• [EXERCISE DESCRIPTION] From the listing that follows, output everything exactly except the pictures.

Some records:
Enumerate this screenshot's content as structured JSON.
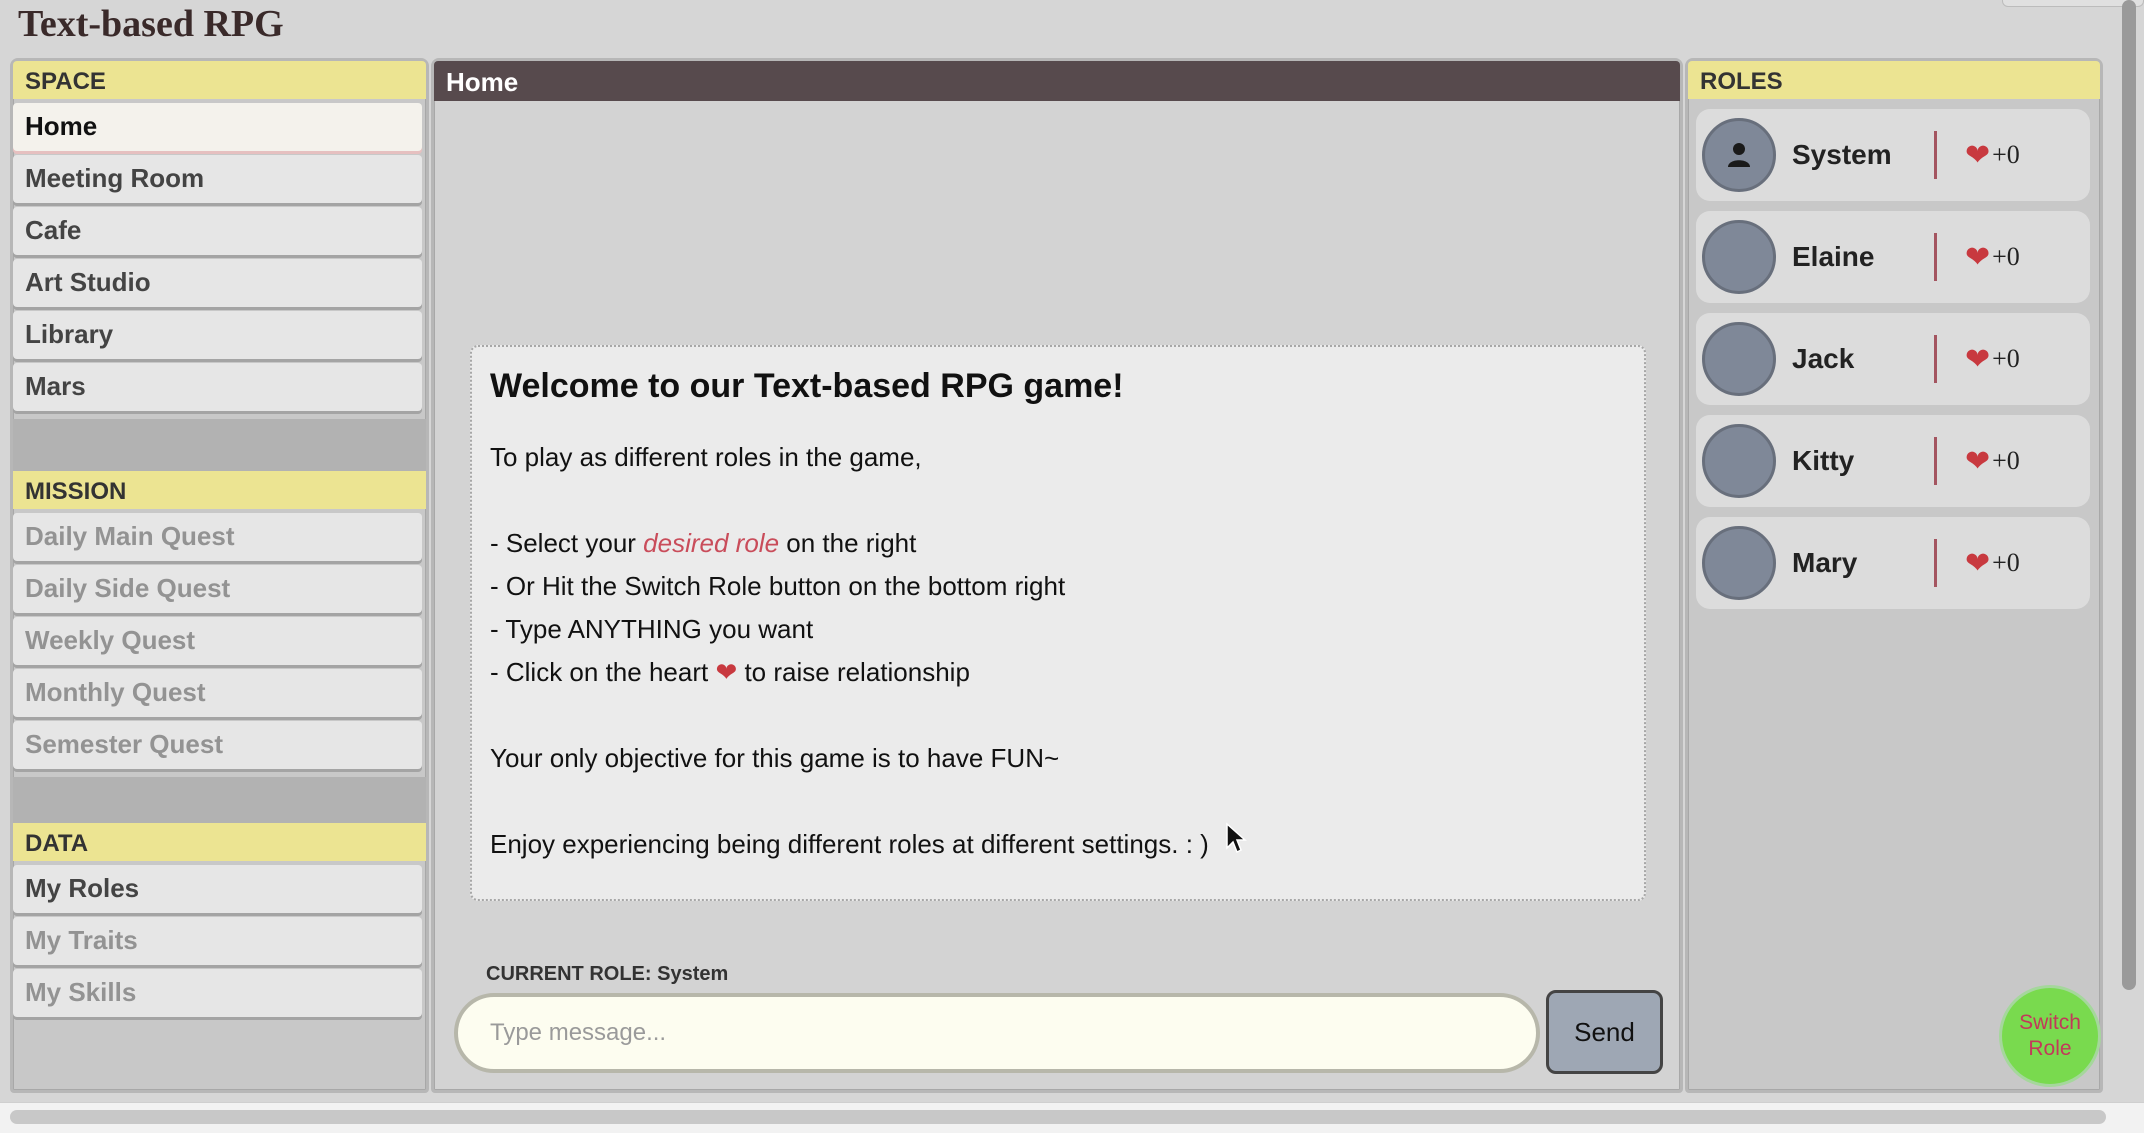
{
  "app_title": "Text-based RPG",
  "sidebar": {
    "space": {
      "header": "SPACE",
      "items": [
        {
          "label": "Home"
        },
        {
          "label": "Meeting Room"
        },
        {
          "label": "Cafe"
        },
        {
          "label": "Art Studio"
        },
        {
          "label": "Library"
        },
        {
          "label": "Mars"
        }
      ]
    },
    "mission": {
      "header": "MISSION",
      "items": [
        {
          "label": "Daily Main Quest"
        },
        {
          "label": "Daily Side Quest"
        },
        {
          "label": "Weekly Quest"
        },
        {
          "label": "Monthly Quest"
        },
        {
          "label": "Semester Quest"
        }
      ]
    },
    "data": {
      "header": "DATA",
      "items": [
        {
          "label": "My Roles"
        },
        {
          "label": "My Traits"
        },
        {
          "label": "My Skills"
        }
      ]
    }
  },
  "main": {
    "header": "Home",
    "welcome": {
      "title": "Welcome to our Text-based RPG game!",
      "intro": "To play as different roles in the game,",
      "step1_prefix": "- Select your ",
      "step1_highlight": "desired role",
      "step1_suffix": " on the right",
      "step2": "- Or Hit the Switch Role button on the bottom right",
      "step3": "- Type ANYTHING you want",
      "step4_prefix": "- Click on the heart ",
      "step4_suffix": " to raise relationship",
      "objective": "Your only objective for this game is to have FUN~",
      "closing": "Enjoy experiencing being different roles at different settings. : )"
    },
    "current_role_label": "CURRENT ROLE:",
    "current_role_value": "System",
    "input_placeholder": "Type message...",
    "send_label": "Send"
  },
  "roles": {
    "header": "ROLES",
    "items": [
      {
        "name": "System",
        "likes": "+0"
      },
      {
        "name": "Elaine",
        "likes": "+0"
      },
      {
        "name": "Jack",
        "likes": "+0"
      },
      {
        "name": "Kitty",
        "likes": "+0"
      },
      {
        "name": "Mary",
        "likes": "+0"
      }
    ],
    "switch_label_line1": "Switch",
    "switch_label_line2": "Role"
  },
  "colors": {
    "section_header_bg": "#ece492",
    "main_header_bg": "#574a4d",
    "heart": "#c8393f",
    "highlight_text": "#c94c5a",
    "switch_button_bg": "#79da4e",
    "avatar_bg": "#7f8898"
  },
  "icons": {
    "heart": "heart-icon",
    "system_avatar": "person-icon"
  }
}
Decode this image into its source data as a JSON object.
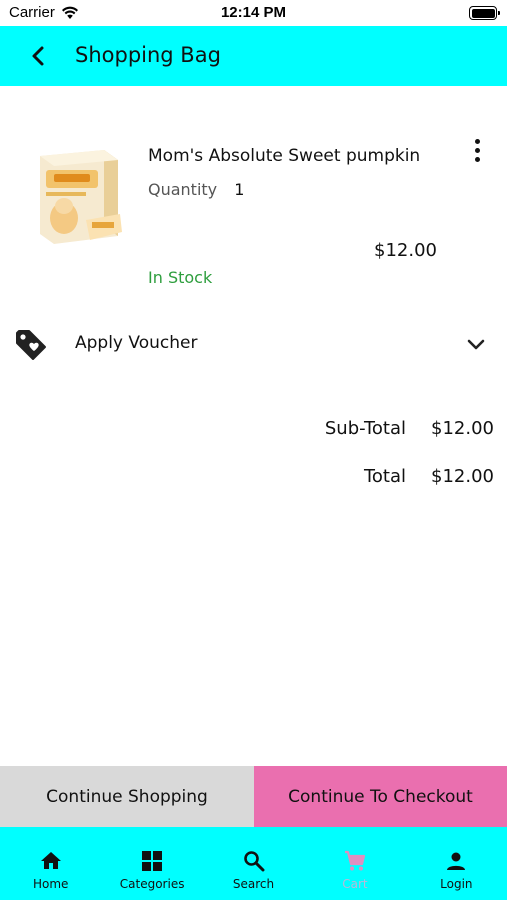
{
  "status_bar": {
    "carrier": "Carrier",
    "time": "12:14 PM"
  },
  "header": {
    "title": "Shopping Bag"
  },
  "cart_item": {
    "name": "Mom's Absolute Sweet pumpkin",
    "quantity_label": "Quantity",
    "quantity": "1",
    "price": "$12.00",
    "stock_status": "In Stock",
    "image_icon": "product-box-image"
  },
  "voucher": {
    "label": "Apply Voucher",
    "icon": "tag-icon",
    "chevron": "chevron-down-icon"
  },
  "totals": {
    "subtotal_label": "Sub-Total",
    "subtotal_value": "$12.00",
    "total_label": "Total",
    "total_value": "$12.00"
  },
  "actions": {
    "continue_label": "Continue Shopping",
    "checkout_label": "Continue To Checkout"
  },
  "bottom_nav": {
    "items": [
      {
        "label": "Home",
        "icon": "home-icon"
      },
      {
        "label": "Categories",
        "icon": "grid-icon"
      },
      {
        "label": "Search",
        "icon": "search-icon"
      },
      {
        "label": "Cart",
        "icon": "cart-icon"
      },
      {
        "label": "Login",
        "icon": "person-icon"
      }
    ]
  },
  "colors": {
    "header_bg": "#00ffff",
    "checkout_bg": "#ea6faf",
    "continue_bg": "#d9d9d9",
    "in_stock": "#2e9e3e",
    "nav_disabled": "#b8b8d8"
  }
}
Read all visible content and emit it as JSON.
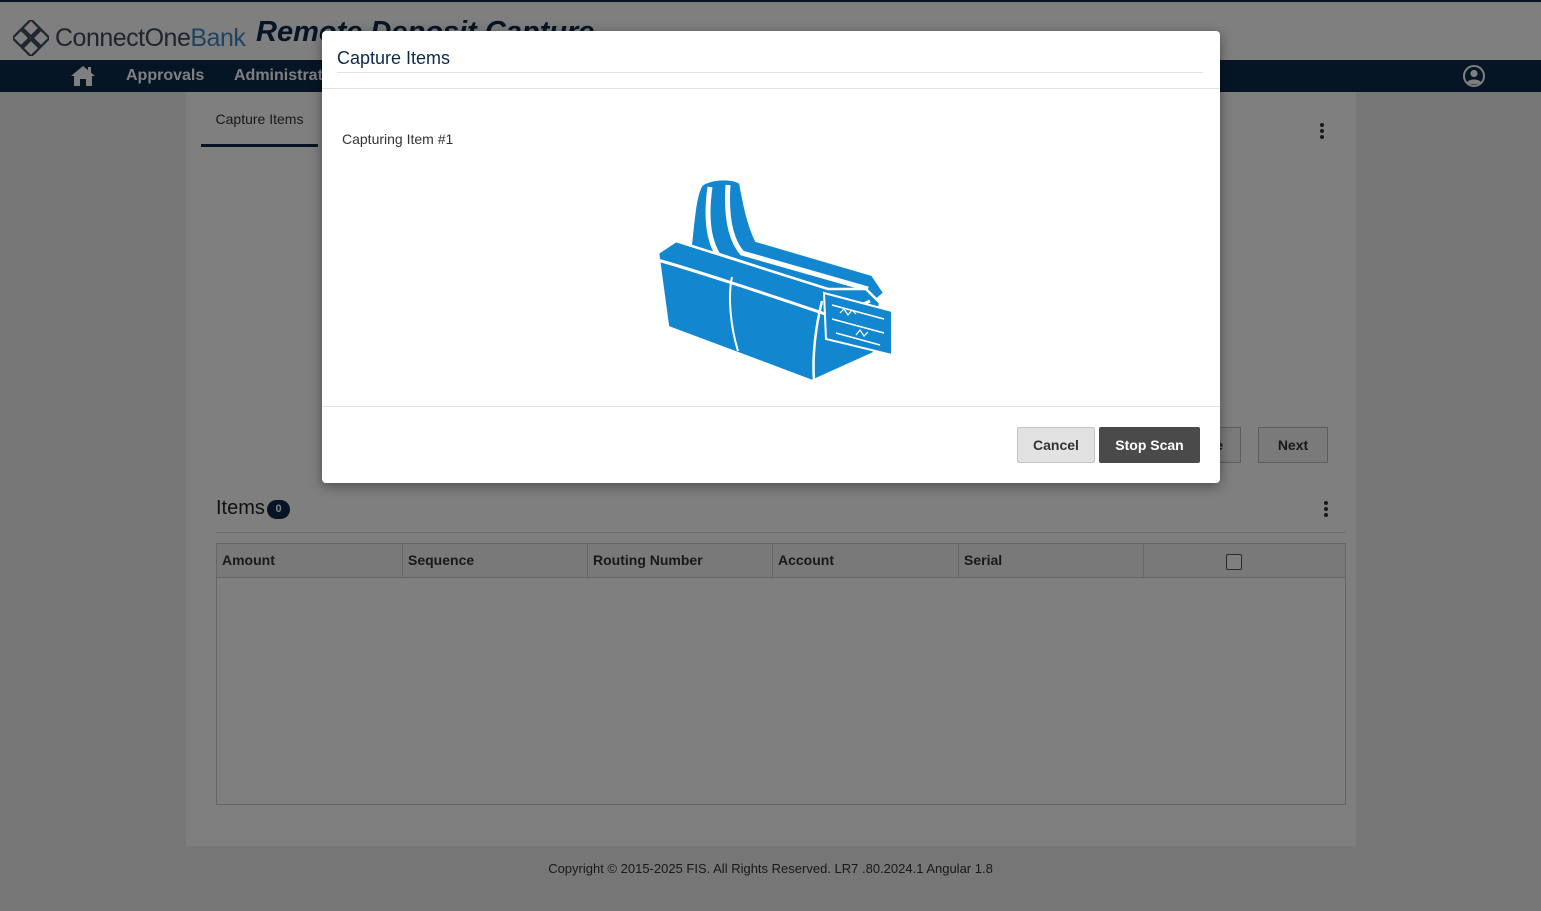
{
  "header": {
    "logo_name": "ConnectOne",
    "logo_bank": "Bank",
    "app_title": "Remote Deposit Capture"
  },
  "nav": {
    "home_icon": "home-icon",
    "items": [
      {
        "label": "Approvals"
      },
      {
        "label": "Administrat"
      }
    ],
    "user_icon": "user-circle-icon"
  },
  "capture": {
    "tab_label": "Capture Items",
    "back_button_partial": "e",
    "next_button": "Next"
  },
  "items": {
    "title": "Items",
    "count": "0",
    "columns": [
      "Amount",
      "Sequence",
      "Routing Number",
      "Account",
      "Serial"
    ],
    "rows": []
  },
  "footer": {
    "copyright": "Copyright © 2015-2025 FIS. All Rights Reserved. LR7 .80.2024.1 Angular 1.8"
  },
  "modal": {
    "title": "Capture Items",
    "status": "Capturing Item #1",
    "image_icon": "check-scanner-icon",
    "cancel_label": "Cancel",
    "stop_label": "Stop Scan"
  },
  "colors": {
    "navy": "#0d2a4a",
    "scanner_blue": "#1287d0",
    "stop_button": "#4a4a4a"
  }
}
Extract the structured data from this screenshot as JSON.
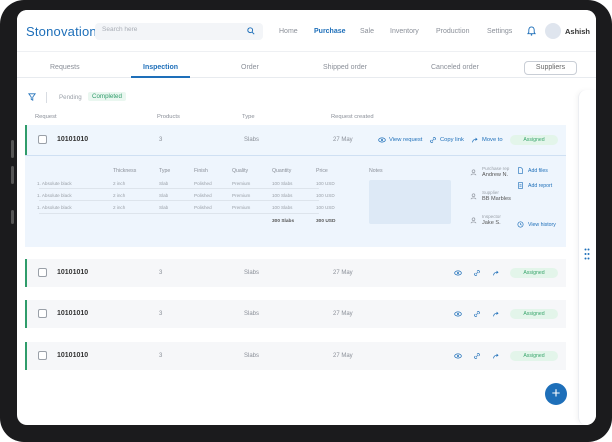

• [TASK OUTPUT]
Enumerate this screenshot's content as structured JSON.
{
  "app_title": "Text-based RPG",
  "sidebar": {
    "space": {
      "header": "SPACE",
      "items": [
        {
          "label": "Home"
        },
        {
          "label": "Meeting Room"
        },
        {
          "label": "Cafe"
        },
        {
          "label": "Art Studio"
        },
        {
          "label": "Library"
        },
        {
          "label": "Mars"
        }
      ]
    },
    "mission": {
      "header": "MISSION",
      "items": [
        {
          "label": "Daily Main Quest"
        },
        {
          "label": "Daily Side Quest"
        },
        {
          "label": "Weekly Quest"
        },
        {
          "label": "Monthly Quest"
        },
        {
          "label": "Semester Quest"
        }
      ]
    },
    "data": {
      "header": "DATA",
      "items": [
        {
          "label": "My Roles"
        },
        {
          "label": "My Traits"
        },
        {
          "label": "My Skills"
        }
      ]
    }
  },
  "main": {
    "header": "Home",
    "welcome": {
      "title": "Welcome to our Text-based RPG game!",
      "intro": "To play as different roles in the game,",
      "step1_prefix": "- Select your ",
      "step1_highlight": "desired role",
      "step1_suffix": " on the right",
      "step2": "- Or Hit the Switch Role button on the bottom right",
      "step3": "- Type ANYTHING you want",
      "step4_prefix": "- Click on the heart ",
      "step4_suffix": " to raise relationship",
      "objective": "Your only objective for this game is to have FUN~",
      "closing": "Enjoy experiencing being different roles at different settings. : )"
    },
    "current_role_label": "CURRENT ROLE:",
    "current_role_value": "System",
    "input_placeholder": "Type message...",
    "send_label": "Send"
  },
  "roles": {
    "header": "ROLES",
    "items": [
      {
        "name": "System",
        "likes": "+0"
      },
      {
        "name": "Elaine",
        "likes": "+0"
      },
      {
        "name": "Jack",
        "likes": "+0"
      },
      {
        "name": "Kitty",
        "likes": "+0"
      },
      {
        "name": "Mary",
        "likes": "+0"
      }
    ],
    "switch_label_line1": "Switch",
    "switch_label_line2": "Role"
  },
  "colors": {
    "section_header_bg": "#ece492",
    "main_header_bg": "#574a4d",
    "heart": "#c8393f",
    "highlight_text": "#c94c5a",
    "switch_button_bg": "#79da4e",
    "avatar_bg": "#7f8898"
  },
  "icons": {
    "heart": "heart-icon",
    "system_avatar": "person-icon"
  }
}
Decode this image into its source data as a JSON object.
{
  "status_bar": {
    "carrier": "Carrier",
    "time": "12:14 PM"
  },
  "header": {
    "title": "Shopping Bag"
  },
  "cart_item": {
    "name": "Mom's Absolute Sweet pumpkin",
    "quantity_label": "Quantity",
    "quantity": "1",
    "price": "$12.00",
    "stock_status": "In Stock",
    "image_icon": "product-box-image"
  },
  "voucher": {
    "label": "Apply Voucher",
    "icon": "tag-icon",
    "chevron": "chevron-down-icon"
  },
  "totals": {
    "subtotal_label": "Sub-Total",
    "subtotal_value": "$12.00",
    "total_label": "Total",
    "total_value": "$12.00"
  },
  "actions": {
    "continue_label": "Continue Shopping",
    "checkout_label": "Continue To Checkout"
  },
  "bottom_nav": {
    "items": [
      {
        "label": "Home",
        "icon": "home-icon"
      },
      {
        "label": "Categories",
        "icon": "grid-icon"
      },
      {
        "label": "Search",
        "icon": "search-icon"
      },
      {
        "label": "Cart",
        "icon": "cart-icon"
      },
      {
        "label": "Login",
        "icon": "person-icon"
      }
    ]
  },
  "colors": {
    "header_bg": "#00ffff",
    "checkout_bg": "#ea6faf",
    "continue_bg": "#d9d9d9",
    "in_stock": "#2e9e3e",
    "nav_disabled": "#b8b8d8"
  }
}
Read all visible content and emit it as JSON.
{
  "header": {
    "logo_name": "ConnectOne",
    "logo_bank": "Bank",
    "app_title": "Remote Deposit Capture"
  },
  "nav": {
    "home_icon": "home-icon",
    "items": [
      {
        "label": "Approvals"
      },
      {
        "label": "Administrat"
      }
    ],
    "user_icon": "user-circle-icon"
  },
  "capture": {
    "tab_label": "Capture Items",
    "back_button_partial": "e",
    "next_button": "Next"
  },
  "items": {
    "title": "Items",
    "count": "0",
    "columns": [
      "Amount",
      "Sequence",
      "Routing Number",
      "Account",
      "Serial"
    ],
    "rows": []
  },
  "footer": {
    "copyright": "Copyright © 2015-2025 FIS. All Rights Reserved. LR7 .80.2024.1 Angular 1.8"
  },
  "modal": {
    "title": "Capture Items",
    "status": "Capturing Item #1",
    "image_icon": "check-scanner-icon",
    "cancel_label": "Cancel",
    "stop_label": "Stop Scan"
  },
  "colors": {
    "navy": "#0d2a4a",
    "scanner_blue": "#1287d0",
    "stop_button": "#4a4a4a"
  }
}
Extract the structured data from this screenshot as JSON.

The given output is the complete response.